REQUIRED TASK: Recast the items, from the start of the items through the line containing "The connecting mechanisms", as a Markdown table with the columns Row and Line. Omit blank lines and number each remaining line in the Row column.

PROVIDED DATA:
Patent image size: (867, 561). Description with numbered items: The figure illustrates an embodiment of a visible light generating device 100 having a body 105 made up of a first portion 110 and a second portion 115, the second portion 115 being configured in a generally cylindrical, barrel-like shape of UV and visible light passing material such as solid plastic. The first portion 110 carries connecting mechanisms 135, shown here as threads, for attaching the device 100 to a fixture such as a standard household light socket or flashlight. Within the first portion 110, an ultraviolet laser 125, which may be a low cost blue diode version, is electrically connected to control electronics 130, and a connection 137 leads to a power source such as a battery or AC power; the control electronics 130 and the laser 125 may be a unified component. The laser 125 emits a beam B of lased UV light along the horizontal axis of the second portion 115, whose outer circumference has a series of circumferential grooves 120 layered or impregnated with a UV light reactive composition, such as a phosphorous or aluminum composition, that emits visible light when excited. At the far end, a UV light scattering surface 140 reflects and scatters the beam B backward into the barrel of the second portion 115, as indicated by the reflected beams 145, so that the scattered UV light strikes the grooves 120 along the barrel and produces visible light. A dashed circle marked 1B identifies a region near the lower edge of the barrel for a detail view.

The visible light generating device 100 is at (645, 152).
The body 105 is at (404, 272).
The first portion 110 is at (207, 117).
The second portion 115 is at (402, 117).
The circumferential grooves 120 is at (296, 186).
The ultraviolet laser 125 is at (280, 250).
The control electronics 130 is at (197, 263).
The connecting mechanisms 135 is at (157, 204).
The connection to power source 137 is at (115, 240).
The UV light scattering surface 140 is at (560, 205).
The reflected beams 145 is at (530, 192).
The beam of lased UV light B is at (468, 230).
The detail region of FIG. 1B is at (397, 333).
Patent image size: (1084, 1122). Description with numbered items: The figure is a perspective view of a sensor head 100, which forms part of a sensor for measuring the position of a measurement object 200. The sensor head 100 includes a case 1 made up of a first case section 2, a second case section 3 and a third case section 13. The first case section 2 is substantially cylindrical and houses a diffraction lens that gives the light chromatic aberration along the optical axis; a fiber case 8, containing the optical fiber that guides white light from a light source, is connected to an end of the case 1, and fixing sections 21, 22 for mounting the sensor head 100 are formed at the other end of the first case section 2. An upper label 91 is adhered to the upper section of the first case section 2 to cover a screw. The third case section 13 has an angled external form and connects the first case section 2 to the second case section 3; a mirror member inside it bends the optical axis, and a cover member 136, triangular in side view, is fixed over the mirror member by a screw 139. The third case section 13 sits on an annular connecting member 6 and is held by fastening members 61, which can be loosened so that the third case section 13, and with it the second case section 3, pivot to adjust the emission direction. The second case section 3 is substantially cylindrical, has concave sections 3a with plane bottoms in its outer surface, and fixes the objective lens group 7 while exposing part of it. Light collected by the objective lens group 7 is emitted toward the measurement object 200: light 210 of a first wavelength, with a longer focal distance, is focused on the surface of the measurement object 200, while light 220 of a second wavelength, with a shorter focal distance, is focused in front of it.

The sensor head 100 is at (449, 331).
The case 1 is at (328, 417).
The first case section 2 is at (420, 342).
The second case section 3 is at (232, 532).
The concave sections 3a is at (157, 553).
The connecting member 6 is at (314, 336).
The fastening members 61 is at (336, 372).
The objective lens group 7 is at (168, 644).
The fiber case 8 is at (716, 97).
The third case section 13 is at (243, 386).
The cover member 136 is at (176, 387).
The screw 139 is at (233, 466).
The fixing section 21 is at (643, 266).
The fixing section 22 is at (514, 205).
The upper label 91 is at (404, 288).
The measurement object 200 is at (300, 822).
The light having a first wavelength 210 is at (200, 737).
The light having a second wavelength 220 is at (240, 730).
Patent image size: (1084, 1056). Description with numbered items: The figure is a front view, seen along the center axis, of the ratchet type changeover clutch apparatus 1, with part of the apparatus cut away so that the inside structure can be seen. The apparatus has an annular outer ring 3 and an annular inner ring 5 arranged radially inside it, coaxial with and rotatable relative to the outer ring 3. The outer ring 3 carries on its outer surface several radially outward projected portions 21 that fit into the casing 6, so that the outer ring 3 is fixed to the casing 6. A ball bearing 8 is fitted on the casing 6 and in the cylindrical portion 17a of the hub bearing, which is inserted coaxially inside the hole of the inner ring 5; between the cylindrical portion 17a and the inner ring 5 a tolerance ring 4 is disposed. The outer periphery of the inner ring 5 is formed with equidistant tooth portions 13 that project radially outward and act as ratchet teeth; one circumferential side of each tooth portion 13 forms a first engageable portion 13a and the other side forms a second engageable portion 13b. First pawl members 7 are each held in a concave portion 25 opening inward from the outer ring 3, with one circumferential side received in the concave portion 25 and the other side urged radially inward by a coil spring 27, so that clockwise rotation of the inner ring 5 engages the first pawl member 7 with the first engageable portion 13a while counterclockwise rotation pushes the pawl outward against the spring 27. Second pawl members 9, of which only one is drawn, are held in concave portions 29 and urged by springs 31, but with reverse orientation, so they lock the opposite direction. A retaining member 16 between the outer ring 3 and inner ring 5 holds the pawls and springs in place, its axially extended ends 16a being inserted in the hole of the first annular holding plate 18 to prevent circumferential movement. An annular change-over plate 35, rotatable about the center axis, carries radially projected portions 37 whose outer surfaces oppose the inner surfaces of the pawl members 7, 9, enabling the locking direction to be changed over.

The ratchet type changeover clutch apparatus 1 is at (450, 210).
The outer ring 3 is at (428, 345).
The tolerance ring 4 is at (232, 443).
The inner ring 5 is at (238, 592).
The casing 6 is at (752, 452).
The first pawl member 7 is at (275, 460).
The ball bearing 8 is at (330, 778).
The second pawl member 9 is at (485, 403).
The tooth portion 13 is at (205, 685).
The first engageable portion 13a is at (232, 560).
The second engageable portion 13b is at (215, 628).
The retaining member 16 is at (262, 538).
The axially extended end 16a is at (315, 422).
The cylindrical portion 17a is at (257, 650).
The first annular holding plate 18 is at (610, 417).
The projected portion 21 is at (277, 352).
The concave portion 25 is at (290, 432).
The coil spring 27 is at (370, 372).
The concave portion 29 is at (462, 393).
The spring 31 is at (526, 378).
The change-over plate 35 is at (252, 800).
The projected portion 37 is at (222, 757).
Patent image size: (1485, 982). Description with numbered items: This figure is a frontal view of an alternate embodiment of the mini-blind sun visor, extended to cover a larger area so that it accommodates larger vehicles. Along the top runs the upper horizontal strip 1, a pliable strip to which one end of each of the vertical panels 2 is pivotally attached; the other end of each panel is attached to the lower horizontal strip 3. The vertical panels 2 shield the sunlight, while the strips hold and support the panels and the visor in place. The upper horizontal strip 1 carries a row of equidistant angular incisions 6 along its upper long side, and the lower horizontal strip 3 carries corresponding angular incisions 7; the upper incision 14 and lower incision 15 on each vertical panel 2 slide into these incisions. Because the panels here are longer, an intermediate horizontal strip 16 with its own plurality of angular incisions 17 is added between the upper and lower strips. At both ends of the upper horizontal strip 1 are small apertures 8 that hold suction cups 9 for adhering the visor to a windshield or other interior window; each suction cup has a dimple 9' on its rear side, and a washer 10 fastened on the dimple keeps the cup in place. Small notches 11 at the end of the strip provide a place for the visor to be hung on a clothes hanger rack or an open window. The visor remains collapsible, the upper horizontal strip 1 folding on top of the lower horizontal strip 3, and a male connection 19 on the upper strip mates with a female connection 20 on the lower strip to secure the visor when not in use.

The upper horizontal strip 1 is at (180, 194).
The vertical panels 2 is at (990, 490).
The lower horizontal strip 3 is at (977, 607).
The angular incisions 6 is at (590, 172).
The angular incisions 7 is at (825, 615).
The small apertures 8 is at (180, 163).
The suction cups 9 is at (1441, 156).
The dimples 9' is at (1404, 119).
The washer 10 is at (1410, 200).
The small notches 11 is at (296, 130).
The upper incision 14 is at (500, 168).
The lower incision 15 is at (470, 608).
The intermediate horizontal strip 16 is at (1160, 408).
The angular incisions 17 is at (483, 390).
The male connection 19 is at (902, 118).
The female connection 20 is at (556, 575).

RESPONSE TO THIS EXERCISE:
| Row | Line |
|---|---|
| 1 | Patent image size: (867, 561). Description with numbered items: The figure illustrates an embodiment of a visible light generating device 100 having a body 105 made up of a first portion 110 and a second portion 115, the second portion 115 being configured in a generally cylindrical, barrel-like shape of UV and visible light passing material such as solid plastic. The first portion 110 carries connecting mechanisms 135, shown here as threads, for attaching the device 100 to a fixture such as a standard household light socket or flashlight. Within the first portion 110, an ultraviolet laser 125, which may be a low cost blue diode version, is electrically connected to control electronics 130, and a connection 137 leads to a power source such as a battery or AC power; the control electronics 130 and the laser 125 may be a unified component. The laser 125 emits a beam B of lased UV light along the horizontal axis of the second portion 115, whose outer circumference has a series of circumferential grooves 120 layered or impregnated with a UV light reactive composition, such as a phosphorous or aluminum composition, that emits visible light when excited. At the far end, a UV light scattering surface 140 reflects and scatters the beam B backward into the barrel of the second portion 115, as indicated by the reflected beams 145, so that the scattered UV light strikes the grooves 120 along the barrel and produces visible light. A dashed circle marked 1B identifies a region near the lower edge of the barrel for a detail view. |
| 2 | The visible light generating device 100 is at (645, 152). |
| 3 | The body 105 is at (404, 272). |
| 4 | The first portion 110 is at (207, 117). |
| 5 | The second portion 115 is at (402, 117). |
| 6 | The circumferential grooves 120 is at (296, 186). |
| 7 | The ultraviolet laser 125 is at (280, 250). |
| 8 | The control electronics 130 is at (197, 263). |
| 9 | The connecting mechanisms 135 is at (157, 204). |